• Written instruction:
In the listing below, find every line containing "Events" and copy it out.
======== Raw records ========
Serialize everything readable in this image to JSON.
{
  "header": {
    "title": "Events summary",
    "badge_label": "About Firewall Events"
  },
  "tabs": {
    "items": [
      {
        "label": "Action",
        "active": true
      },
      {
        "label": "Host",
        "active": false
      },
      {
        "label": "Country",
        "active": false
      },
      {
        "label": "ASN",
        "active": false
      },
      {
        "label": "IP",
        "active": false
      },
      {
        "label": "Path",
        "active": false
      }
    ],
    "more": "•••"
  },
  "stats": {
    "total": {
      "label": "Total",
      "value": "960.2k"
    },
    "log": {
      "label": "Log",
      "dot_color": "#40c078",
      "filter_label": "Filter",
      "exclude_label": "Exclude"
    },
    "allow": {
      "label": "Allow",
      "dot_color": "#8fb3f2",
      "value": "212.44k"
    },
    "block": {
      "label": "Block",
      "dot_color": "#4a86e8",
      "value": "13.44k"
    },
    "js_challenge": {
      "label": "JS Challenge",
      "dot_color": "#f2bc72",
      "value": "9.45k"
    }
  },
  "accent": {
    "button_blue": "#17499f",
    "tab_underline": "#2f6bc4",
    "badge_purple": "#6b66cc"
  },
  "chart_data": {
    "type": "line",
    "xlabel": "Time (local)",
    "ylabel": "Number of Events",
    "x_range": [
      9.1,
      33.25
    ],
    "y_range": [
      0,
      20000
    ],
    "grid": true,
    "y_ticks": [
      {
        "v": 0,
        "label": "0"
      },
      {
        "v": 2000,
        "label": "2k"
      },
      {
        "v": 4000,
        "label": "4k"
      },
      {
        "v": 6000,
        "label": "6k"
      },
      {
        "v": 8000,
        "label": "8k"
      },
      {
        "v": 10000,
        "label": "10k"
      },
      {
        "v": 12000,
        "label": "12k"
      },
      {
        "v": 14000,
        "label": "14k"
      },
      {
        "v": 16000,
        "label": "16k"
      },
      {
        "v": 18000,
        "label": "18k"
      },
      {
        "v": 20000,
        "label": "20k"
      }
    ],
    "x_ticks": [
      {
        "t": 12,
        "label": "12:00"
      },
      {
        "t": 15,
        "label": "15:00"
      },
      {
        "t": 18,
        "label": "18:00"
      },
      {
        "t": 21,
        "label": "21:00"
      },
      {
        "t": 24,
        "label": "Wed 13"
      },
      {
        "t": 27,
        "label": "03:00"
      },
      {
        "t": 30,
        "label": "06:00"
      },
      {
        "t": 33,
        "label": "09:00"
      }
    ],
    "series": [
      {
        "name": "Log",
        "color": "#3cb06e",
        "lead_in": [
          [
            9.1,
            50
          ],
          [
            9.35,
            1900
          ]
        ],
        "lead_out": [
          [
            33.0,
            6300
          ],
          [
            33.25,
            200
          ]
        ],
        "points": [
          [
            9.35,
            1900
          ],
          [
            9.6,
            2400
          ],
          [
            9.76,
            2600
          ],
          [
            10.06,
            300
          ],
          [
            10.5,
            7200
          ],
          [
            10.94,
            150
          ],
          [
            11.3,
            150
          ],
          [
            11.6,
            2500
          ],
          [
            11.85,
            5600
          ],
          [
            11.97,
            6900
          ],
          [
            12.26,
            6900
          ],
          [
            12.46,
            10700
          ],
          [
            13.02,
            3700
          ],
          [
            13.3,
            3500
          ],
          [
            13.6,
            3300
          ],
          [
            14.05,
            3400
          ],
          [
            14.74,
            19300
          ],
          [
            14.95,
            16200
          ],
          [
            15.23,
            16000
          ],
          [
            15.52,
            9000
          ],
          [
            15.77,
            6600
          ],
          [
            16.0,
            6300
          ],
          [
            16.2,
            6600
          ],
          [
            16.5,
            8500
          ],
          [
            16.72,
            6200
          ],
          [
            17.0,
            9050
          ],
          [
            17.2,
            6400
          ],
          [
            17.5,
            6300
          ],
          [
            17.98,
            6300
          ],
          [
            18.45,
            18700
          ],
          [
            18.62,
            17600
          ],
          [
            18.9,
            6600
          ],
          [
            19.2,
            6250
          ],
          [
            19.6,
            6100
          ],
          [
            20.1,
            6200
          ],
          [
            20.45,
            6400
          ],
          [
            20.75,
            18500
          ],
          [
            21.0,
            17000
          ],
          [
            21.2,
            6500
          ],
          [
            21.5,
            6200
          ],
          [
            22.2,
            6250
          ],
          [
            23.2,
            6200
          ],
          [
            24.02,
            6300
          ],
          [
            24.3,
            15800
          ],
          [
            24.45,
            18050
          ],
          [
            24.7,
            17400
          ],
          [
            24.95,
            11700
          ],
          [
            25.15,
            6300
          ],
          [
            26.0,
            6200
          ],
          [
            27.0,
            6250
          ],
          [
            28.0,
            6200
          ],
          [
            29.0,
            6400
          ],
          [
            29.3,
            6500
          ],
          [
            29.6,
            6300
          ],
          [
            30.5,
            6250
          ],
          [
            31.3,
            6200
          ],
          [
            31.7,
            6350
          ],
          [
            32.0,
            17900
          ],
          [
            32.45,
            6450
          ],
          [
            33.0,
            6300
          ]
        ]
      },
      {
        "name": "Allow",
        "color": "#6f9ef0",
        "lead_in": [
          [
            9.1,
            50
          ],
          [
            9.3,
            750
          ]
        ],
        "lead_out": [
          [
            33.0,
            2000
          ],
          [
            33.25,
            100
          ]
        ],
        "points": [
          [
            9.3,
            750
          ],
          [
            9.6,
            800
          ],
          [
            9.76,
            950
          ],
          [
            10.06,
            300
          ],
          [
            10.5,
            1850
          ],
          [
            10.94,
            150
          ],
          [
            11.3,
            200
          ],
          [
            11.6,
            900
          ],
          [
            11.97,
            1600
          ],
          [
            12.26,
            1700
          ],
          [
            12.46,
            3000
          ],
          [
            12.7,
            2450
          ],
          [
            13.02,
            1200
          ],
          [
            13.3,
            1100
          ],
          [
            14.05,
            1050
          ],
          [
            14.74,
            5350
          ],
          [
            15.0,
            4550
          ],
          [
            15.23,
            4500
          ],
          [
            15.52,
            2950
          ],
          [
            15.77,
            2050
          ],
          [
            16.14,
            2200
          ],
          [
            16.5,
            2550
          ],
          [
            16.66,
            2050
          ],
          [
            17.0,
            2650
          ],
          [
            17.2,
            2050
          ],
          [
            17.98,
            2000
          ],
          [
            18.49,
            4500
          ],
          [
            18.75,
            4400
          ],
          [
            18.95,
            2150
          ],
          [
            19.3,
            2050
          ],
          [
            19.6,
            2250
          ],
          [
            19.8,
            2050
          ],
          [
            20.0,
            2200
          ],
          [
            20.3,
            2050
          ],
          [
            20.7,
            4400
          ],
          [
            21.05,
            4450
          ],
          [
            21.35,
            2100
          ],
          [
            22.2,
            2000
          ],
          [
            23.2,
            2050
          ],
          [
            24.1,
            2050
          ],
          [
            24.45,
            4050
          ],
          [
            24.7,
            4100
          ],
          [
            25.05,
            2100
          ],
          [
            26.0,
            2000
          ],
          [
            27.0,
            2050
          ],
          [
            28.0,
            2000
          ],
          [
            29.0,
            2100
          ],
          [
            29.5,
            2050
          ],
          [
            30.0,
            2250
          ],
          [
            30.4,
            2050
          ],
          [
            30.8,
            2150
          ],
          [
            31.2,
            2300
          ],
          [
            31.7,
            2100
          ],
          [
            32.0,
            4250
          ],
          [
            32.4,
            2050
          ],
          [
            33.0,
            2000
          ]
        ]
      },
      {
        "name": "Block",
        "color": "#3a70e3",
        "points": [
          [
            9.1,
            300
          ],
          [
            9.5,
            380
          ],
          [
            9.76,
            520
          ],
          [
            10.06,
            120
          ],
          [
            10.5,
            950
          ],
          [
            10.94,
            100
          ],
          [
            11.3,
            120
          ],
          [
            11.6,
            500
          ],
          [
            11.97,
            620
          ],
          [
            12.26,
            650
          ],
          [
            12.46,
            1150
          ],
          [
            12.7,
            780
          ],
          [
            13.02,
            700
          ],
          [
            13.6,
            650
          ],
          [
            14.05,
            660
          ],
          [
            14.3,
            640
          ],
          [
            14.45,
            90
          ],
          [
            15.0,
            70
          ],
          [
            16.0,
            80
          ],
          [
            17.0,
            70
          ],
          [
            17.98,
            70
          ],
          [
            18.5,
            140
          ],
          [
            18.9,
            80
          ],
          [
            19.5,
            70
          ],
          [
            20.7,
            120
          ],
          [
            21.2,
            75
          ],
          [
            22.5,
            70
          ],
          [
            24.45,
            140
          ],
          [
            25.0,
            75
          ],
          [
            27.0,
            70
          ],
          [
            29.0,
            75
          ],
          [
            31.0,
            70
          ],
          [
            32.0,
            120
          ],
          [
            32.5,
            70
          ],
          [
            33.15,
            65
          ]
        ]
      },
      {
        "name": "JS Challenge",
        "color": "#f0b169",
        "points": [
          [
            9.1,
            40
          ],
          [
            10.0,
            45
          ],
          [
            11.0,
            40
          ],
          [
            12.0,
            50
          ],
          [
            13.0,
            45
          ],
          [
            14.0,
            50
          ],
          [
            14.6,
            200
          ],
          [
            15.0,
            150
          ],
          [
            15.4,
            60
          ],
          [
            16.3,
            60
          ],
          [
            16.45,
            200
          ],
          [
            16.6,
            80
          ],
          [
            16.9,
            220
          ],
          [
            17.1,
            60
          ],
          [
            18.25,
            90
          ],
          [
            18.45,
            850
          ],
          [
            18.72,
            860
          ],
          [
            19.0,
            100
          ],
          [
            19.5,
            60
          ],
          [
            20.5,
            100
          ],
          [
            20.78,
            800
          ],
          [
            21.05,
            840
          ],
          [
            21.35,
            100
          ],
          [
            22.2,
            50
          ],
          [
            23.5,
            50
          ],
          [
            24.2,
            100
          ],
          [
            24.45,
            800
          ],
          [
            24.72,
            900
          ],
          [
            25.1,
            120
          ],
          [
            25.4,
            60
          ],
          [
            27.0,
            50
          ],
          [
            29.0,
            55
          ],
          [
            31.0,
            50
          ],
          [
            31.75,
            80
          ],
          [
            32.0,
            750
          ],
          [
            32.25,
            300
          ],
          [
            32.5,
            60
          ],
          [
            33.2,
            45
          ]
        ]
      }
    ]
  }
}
========
• Complete output:
    "title": "Events summary",
    "badge_label": "About Firewall Events"
    "ylabel": "Number of Events",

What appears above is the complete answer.